Problem to work on: Copy each line of the listing below exactly.

Dataset excerpts:

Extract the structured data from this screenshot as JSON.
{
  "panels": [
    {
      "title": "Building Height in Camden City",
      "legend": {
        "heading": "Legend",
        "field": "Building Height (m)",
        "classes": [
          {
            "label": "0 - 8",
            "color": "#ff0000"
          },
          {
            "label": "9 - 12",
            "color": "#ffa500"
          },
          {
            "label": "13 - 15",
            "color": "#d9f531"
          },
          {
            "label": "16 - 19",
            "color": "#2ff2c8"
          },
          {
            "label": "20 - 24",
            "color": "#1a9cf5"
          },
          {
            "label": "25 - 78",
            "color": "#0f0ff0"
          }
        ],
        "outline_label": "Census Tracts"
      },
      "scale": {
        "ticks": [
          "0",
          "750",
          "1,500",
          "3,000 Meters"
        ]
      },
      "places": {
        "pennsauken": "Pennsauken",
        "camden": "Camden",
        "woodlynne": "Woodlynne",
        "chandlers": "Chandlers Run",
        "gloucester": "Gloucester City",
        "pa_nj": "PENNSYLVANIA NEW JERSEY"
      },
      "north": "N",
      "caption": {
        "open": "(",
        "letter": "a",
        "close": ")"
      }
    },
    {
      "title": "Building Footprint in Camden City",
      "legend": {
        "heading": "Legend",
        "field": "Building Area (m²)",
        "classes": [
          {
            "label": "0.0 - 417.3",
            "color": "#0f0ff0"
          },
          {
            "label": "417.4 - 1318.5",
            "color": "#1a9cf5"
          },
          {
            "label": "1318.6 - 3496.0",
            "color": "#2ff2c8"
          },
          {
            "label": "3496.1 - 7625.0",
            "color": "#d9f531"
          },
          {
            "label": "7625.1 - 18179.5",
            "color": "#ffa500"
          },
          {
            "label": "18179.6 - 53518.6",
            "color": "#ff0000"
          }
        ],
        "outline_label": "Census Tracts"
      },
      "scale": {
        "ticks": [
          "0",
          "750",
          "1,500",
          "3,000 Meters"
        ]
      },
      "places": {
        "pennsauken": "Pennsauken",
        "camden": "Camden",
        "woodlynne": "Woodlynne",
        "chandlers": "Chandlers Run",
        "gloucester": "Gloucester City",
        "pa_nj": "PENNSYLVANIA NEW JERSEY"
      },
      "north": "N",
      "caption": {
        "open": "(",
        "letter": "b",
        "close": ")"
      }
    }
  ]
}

Exercise response:
Extract the structured data from this screenshot as JSON.
{
  "panels": [
    {
      "title": "Building Height in Camden City",
      "legend": {
        "heading": "Legend",
        "field": "Building Height (m)",
        "classes": [
          {
            "label": "0 - 8",
            "color": "#ff0000"
          },
          {
            "label": "9 - 12",
            "color": "#ffa500"
          },
          {
            "label": "13 - 15",
            "color": "#d9f531"
          },
          {
            "label": "16 - 19",
            "color": "#2ff2c8"
          },
          {
            "label": "20 - 24",
            "color": "#1a9cf5"
          },
          {
            "label": "25 - 78",
            "color": "#0f0ff0"
          }
        ],
        "outline_label": "Census Tracts"
      },
      "scale": {
        "ticks": [
          "0",
          "750",
          "1,500",
          "3,000 Meters"
        ]
      },
      "places": {
        "pennsauken": "Pennsauken",
        "camden": "Camden",
        "woodlynne": "Woodlynne",
        "chandlers": "Chandlers Run",
        "gloucester": "Gloucester City",
        "pa_nj": "PENNSYLVANIA NEW JERSEY"
      },
      "north": "N",
      "caption": {
        "open": "(",
        "letter": "a",
        "close": ")"
      }
    },
    {
      "title": "Building Footprint in Camden City",
      "legend": {
        "heading": "Legend",
        "field": "Building Area (m²)",
        "classes": [
          {
            "label": "0.0 - 417.3",
            "color": "#0f0ff0"
          },
          {
            "label": "417.4 - 1318.5",
            "color": "#1a9cf5"
          },
          {
            "label": "1318.6 - 3496.0",
            "color": "#2ff2c8"
          },
          {
            "label": "3496.1 - 7625.0",
            "color": "#d9f531"
          },
          {
            "label": "7625.1 - 18179.5",
            "color": "#ffa500"
          },
          {
            "label": "18179.6 - 53518.6",
            "color": "#ff0000"
          }
        ],
        "outline_label": "Census Tracts"
      },
      "scale": {
        "ticks": [
          "0",
          "750",
          "1,500",
          "3,000 Meters"
        ]
      },
      "places": {
        "pennsauken": "Pennsauken",
        "camden": "Camden",
        "woodlynne": "Woodlynne",
        "chandlers": "Chandlers Run",
        "gloucester": "Gloucester City",
        "pa_nj": "PENNSYLVANIA NEW JERSEY"
      },
      "north": "N",
      "caption": {
        "open": "(",
        "letter": "b",
        "close": ")"
      }
    }
  ]
}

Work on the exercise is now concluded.